__Aim of the exercise__:
Repeat the records word for word, from their first line through the line containing "pin-label-bottom: IN11 (275, 506, 288, 531)", with both ends included.

________________

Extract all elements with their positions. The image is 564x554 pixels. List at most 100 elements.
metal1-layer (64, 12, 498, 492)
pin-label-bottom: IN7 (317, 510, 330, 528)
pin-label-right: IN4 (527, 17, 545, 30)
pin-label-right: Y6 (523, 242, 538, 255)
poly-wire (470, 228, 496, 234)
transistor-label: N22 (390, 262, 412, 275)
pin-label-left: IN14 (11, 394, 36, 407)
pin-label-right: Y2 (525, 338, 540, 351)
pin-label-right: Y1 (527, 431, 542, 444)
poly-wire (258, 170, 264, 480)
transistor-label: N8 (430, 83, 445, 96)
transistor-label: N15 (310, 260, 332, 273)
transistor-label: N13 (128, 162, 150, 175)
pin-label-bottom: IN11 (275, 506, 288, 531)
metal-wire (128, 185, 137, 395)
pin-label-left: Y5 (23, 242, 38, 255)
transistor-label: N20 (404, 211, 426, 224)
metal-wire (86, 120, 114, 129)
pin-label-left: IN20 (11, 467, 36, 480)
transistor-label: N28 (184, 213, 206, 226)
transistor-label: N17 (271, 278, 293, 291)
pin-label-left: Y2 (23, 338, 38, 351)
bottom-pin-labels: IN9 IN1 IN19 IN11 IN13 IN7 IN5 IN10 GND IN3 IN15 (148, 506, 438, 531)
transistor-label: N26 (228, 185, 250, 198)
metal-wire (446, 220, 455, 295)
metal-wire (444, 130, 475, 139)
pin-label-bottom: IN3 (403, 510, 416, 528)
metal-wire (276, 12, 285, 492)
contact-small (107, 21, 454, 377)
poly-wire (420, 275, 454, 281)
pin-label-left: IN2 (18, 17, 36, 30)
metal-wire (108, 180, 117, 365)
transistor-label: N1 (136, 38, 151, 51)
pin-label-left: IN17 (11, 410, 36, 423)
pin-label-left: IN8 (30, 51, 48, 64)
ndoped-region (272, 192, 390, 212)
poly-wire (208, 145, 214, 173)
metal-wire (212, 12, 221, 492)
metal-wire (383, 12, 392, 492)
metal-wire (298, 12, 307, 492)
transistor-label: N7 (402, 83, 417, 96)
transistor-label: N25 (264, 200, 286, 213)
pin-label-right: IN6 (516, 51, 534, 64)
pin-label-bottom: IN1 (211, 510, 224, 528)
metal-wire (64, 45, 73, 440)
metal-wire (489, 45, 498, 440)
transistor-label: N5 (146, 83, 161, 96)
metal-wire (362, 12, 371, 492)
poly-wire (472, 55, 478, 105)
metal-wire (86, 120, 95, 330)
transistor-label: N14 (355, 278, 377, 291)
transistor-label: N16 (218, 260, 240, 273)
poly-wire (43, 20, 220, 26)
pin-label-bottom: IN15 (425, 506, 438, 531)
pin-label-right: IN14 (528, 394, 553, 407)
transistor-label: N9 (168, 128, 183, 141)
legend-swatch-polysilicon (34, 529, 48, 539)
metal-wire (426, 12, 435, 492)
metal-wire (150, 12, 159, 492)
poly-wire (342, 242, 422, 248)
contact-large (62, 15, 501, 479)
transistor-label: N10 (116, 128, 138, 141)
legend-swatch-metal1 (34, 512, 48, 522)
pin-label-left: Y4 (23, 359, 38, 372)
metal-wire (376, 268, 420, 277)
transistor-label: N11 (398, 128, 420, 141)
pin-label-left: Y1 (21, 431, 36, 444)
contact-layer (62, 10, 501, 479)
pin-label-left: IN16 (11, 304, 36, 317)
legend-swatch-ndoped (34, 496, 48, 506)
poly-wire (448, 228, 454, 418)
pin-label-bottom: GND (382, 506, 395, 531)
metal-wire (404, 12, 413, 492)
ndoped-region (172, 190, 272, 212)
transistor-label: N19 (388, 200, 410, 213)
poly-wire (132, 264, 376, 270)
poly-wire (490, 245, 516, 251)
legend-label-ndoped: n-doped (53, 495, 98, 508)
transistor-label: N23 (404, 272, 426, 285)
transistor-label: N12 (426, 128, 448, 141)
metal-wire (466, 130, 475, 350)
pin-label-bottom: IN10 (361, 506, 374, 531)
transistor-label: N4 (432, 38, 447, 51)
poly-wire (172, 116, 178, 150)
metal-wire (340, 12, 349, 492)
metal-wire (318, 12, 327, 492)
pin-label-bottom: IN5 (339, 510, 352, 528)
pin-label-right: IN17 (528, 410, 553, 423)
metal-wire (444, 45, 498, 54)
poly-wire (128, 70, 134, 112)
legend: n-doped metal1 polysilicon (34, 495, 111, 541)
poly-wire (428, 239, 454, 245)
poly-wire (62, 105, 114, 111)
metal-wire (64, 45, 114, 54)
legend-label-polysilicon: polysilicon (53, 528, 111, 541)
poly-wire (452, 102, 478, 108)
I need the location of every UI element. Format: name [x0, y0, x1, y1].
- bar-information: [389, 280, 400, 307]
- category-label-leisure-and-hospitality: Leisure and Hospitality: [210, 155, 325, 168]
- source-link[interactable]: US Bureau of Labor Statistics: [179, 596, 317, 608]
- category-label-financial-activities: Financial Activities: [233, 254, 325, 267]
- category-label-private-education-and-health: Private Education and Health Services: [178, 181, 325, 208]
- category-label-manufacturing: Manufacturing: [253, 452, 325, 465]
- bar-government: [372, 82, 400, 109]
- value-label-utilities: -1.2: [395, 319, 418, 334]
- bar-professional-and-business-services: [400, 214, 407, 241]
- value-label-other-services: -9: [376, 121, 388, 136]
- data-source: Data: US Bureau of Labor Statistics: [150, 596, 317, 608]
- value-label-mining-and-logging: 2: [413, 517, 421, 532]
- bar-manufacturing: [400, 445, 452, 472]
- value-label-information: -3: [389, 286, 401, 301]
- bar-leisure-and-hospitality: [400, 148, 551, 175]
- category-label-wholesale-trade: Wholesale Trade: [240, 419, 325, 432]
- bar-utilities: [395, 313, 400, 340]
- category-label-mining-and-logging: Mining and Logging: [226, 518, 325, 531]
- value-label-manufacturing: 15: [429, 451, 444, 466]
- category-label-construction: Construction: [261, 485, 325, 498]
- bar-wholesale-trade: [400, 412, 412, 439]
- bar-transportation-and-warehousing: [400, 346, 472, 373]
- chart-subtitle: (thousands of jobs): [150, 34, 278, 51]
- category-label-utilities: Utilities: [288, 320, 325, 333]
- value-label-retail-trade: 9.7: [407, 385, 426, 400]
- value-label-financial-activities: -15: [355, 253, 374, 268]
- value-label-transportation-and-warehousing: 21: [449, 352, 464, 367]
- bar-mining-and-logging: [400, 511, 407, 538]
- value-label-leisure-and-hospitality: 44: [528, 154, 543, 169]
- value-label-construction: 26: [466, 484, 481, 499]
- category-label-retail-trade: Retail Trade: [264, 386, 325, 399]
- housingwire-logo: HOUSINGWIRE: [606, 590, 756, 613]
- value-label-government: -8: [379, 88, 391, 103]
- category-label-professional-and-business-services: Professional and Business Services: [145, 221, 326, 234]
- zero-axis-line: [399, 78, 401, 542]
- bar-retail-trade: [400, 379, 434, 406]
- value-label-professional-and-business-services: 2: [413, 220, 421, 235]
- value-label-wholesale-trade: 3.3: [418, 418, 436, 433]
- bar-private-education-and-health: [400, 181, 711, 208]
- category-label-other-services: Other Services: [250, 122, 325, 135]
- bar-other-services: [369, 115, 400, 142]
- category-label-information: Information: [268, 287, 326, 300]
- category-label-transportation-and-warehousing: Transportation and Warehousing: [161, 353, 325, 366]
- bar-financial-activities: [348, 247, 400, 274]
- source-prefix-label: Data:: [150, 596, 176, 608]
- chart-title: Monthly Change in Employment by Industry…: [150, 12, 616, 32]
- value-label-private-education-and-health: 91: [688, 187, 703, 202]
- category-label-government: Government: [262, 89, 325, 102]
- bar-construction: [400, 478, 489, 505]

________________

__Exercise answer__:
Extract all elements with their positions. The image is 564x554 pixels. List at most 100 elements.
metal1-layer (64, 12, 498, 492)
pin-label-bottom: IN7 (317, 510, 330, 528)
pin-label-right: IN4 (527, 17, 545, 30)
pin-label-right: Y6 (523, 242, 538, 255)
poly-wire (470, 228, 496, 234)
transistor-label: N22 (390, 262, 412, 275)
pin-label-left: IN14 (11, 394, 36, 407)
pin-label-right: Y2 (525, 338, 540, 351)
pin-label-right: Y1 (527, 431, 542, 444)
poly-wire (258, 170, 264, 480)
transistor-label: N8 (430, 83, 445, 96)
transistor-label: N15 (310, 260, 332, 273)
transistor-label: N13 (128, 162, 150, 175)
pin-label-bottom: IN11 (275, 506, 288, 531)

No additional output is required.